Request —
Transcribe the entries that follow exactly as they appear, minus pictures.

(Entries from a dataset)
+++

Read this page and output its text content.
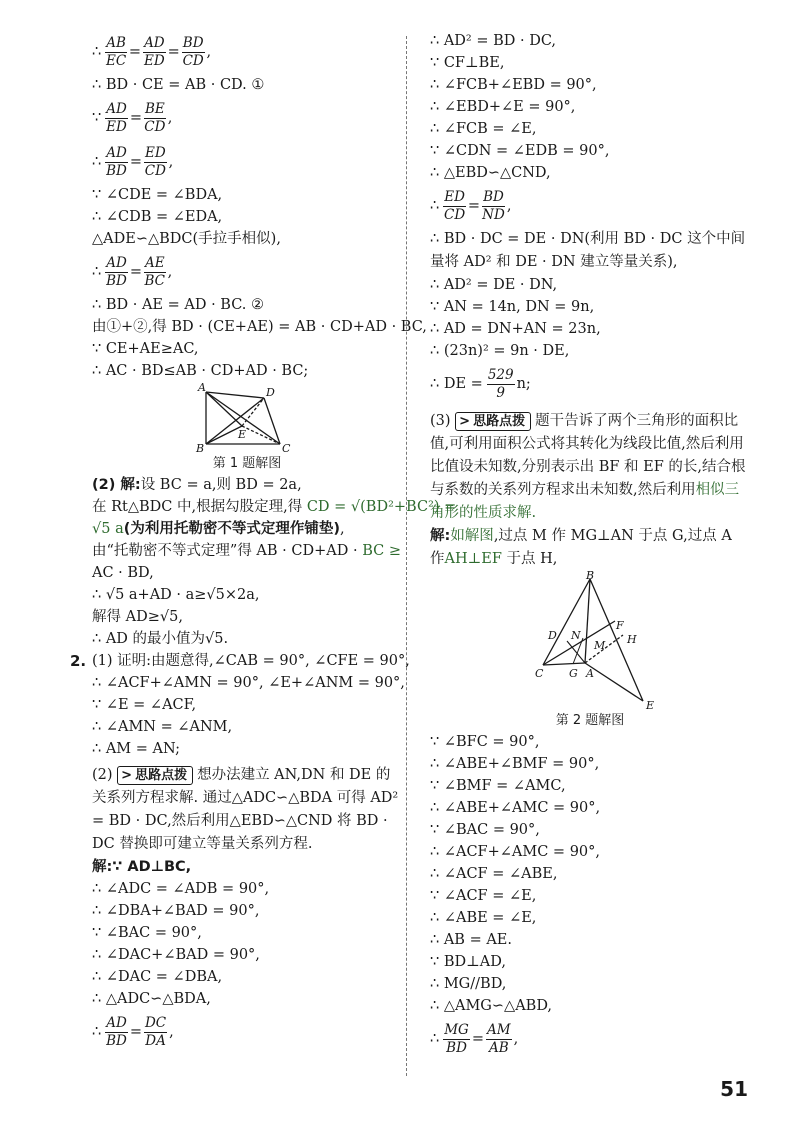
∴ $\frac{AB}{EC} = \frac{AD}{ED} = \frac{BD}{CD}$ ,
∴ BD · CE = AB · CD. ①
∵ $\frac{AD}{ED} = \frac{BE}{CD}$ ,
∴ $\frac{AD}{BD} = \frac{ED}{CD}$ ,
∵ ∠CDE = ∠BDA,
∴ ∠CDB = ∠EDA,
△ADE∽△BDC(手拉手相似),
∴ $\frac{AD}{BD} = \frac{AE}{BC}$ ,
∴ BD · AE = AD · BC. ②
由①+②,得 BD · (CE+AE) = AB · CD+AD · BC,
∵ CE+AE≥AC,
∴ AC · BD≤AB · CD+AD · BC;
A	D
B	C
E
第 1 题解图
(2) 解:设 BC = a,则 BD = 2a,
在 Rt△BDC 中,根据勾股定理,得 CD = √(BD²+BC²) =
√5 a(为利用托勒密不等式定理作铺垫),
由“托勒密不等式定理”得 AB · CD+AD · BC ≥
AC · BD,
∴ √5 a+AD · a≥√5×2a,
解得 AD≥√5,
∴ AD 的最小值为√5.
2. (1) 证明:由题意得,∠CAB = 90°, ∠CFE = 90°,
∴ ∠ACF+∠AMN = 90°, ∠E+∠ANM = 90°,
∵ ∠E = ∠ACF,
∴ ∠AMN = ∠ANM,
∴ AM = AN;
(2) > 思路点拨 想办法建立 AN,DN 和 DE 的关系列方程求解. 通过△ADC∽△BDA 可得 AD² = BD · DC,然后利用△EBD∽△CND 将 BD · DC 替换即可建立等量关系列方程.
解:∵ AD⊥BC,
∴ ∠ADC = ∠ADB = 90°,
∴ ∠DBA+∠BAD = 90°,
∵ ∠BAC = 90°,
∴ ∠DAC+∠BAD = 90°,
∴ ∠DAC = ∠DBA,
∴ △ADC∽△BDA,
∴ $\frac{AD}{BD} = \frac{DC}{DA}$ ,
∴ AD² = BD · DC,
∵ CF⊥BE,
∴ ∠FCB+∠EBD = 90°,
∴ ∠EBD+∠E = 90°,
∴ ∠FCB = ∠E,
∵ ∠CDN = ∠EDB = 90°,
∴ △EBD∽△CND,
∴ $\frac{ED}{CD} = \frac{BD}{ND}$ ,
∴ BD · DC = DE · DN(利用 BD · DC 这个中间量将 AD² 和 DE · DN 建立等量关系),
∴ AD² = DE · DN,
∵ AN = 14n, DN = 9n,
∴ AD = DN+AN = 23n,
∴ (23n)² = 9n · DE,
∴ DE = $\frac{529}{9} n$;
(3) > 思路点拨 题干告诉了两个三角形的面积比值,可利用面积公式将其转化为线段比值,然后利用比值设未知数,分别表示出 BF 和 EF 的长,结合根与系数的关系列方程求出未知数,然后利用相似三角形的性质求解.
解:如解图,过点 M 作 MG⊥AN 于点 G,过点 A 作AH⊥EF 于点 H,
B
D N
F
M H
C G A
E
第 2 题解图
∵ ∠BFC = 90°,
∴ ∠ABE+∠BMF = 90°,
∵ ∠BMF = ∠AMC,
∴ ∠ABE+∠AMC = 90°,
∵ ∠BAC = 90°,
∴ ∠ACF+∠AMC = 90°,
∴ ∠ACF = ∠ABE,
∵ ∠ACF = ∠E,
∴ ∠ABE = ∠E,
∴ AB = AE.
∵ BD⊥AD,
∴ MG//BD,
∴ △AMG∽△ABD,
∴ $\frac{MG}{BD} = \frac{AM}{AB}$ ,
51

+++

Task answer —
Read this page and output its text content.
∴ $\frac{AB}{EC} = \frac{AD}{ED} = \frac{BD}{CD}$ ,
∴ BD · CE = AB · CD. ①
∵ $\frac{AD}{ED} = \frac{BE}{CD}$ ,
∴ $\frac{AD}{BD} = \frac{ED}{CD}$ ,
∵ ∠CDE = ∠BDA,
∴ ∠CDB = ∠EDA,
△ADE∽△BDC(手拉手相似),
∴ $\frac{AD}{BD} = \frac{AE}{BC}$ ,
∴ BD · AE = AD · BC. ②
由①+②,得 BD · (CE+AE) = AB · CD+AD · BC,
∵ CE+AE≥AC,
∴ AC · BD≤AB · CD+AD · BC;
A	D
B	C
E
第 1 题解图
(2) 解:设 BC = a,则 BD = 2a,
在 Rt△BDC 中,根据勾股定理,得 CD = √(BD²+BC²) =
√5 a(为利用托勒密不等式定理作铺垫),
由“托勒密不等式定理”得 AB · CD+AD · BC ≥
AC · BD,
∴ √5 a+AD · a≥√5×2a,
解得 AD≥√5,
∴ AD 的最小值为√5.
2. (1) 证明:由题意得,∠CAB = 90°, ∠CFE = 90°,
∴ ∠ACF+∠AMN = 90°, ∠E+∠ANM = 90°,
∵ ∠E = ∠ACF,
∴ ∠AMN = ∠ANM,
∴ AM = AN;
(2) > 思路点拨 想办法建立 AN,DN 和 DE 的关系列方程求解. 通过△ADC∽△BDA 可得 AD² = BD · DC,然后利用△EBD∽△CND 将 BD · DC 替换即可建立等量关系列方程.
解:∵ AD⊥BC,
∴ ∠ADC = ∠ADB = 90°,
∴ ∠DBA+∠BAD = 90°,
∵ ∠BAC = 90°,
∴ ∠DAC+∠BAD = 90°,
∴ ∠DAC = ∠DBA,
∴ △ADC∽△BDA,
∴ $\frac{AD}{BD} = \frac{DC}{DA}$ ,
∴ AD² = BD · DC,
∵ CF⊥BE,
∴ ∠FCB+∠EBD = 90°,
∴ ∠EBD+∠E = 90°,
∴ ∠FCB = ∠E,
∵ ∠CDN = ∠EDB = 90°,
∴ △EBD∽△CND,
∴ $\frac{ED}{CD} = \frac{BD}{ND}$ ,
∴ BD · DC = DE · DN(利用 BD · DC 这个中间量将 AD² 和 DE · DN 建立等量关系),
∴ AD² = DE · DN,
∵ AN = 14n, DN = 9n,
∴ AD = DN+AN = 23n,
∴ (23n)² = 9n · DE,
∴ DE = $\frac{529}{9} n$;
(3) > 思路点拨 题干告诉了两个三角形的面积比值,可利用面积公式将其转化为线段比值,然后利用比值设未知数,分别表示出 BF 和 EF 的长,结合根与系数的关系列方程求出未知数,然后利用相似三角形的性质求解.
解:如解图,过点 M 作 MG⊥AN 于点 G,过点 A 作AH⊥EF 于点 H,
B
D N
F
M H
C G A
E
第 2 题解图
∵ ∠BFC = 90°,
∴ ∠ABE+∠BMF = 90°,
∵ ∠BMF = ∠AMC,
∴ ∠ABE+∠AMC = 90°,
∵ ∠BAC = 90°,
∴ ∠ACF+∠AMC = 90°,
∴ ∠ACF = ∠ABE,
∵ ∠ACF = ∠E,
∴ ∠ABE = ∠E,
∴ AB = AE.
∵ BD⊥AD,
∴ MG//BD,
∴ △AMG∽△ABD,
∴ $\frac{MG}{BD} = \frac{AM}{AB}$ ,
51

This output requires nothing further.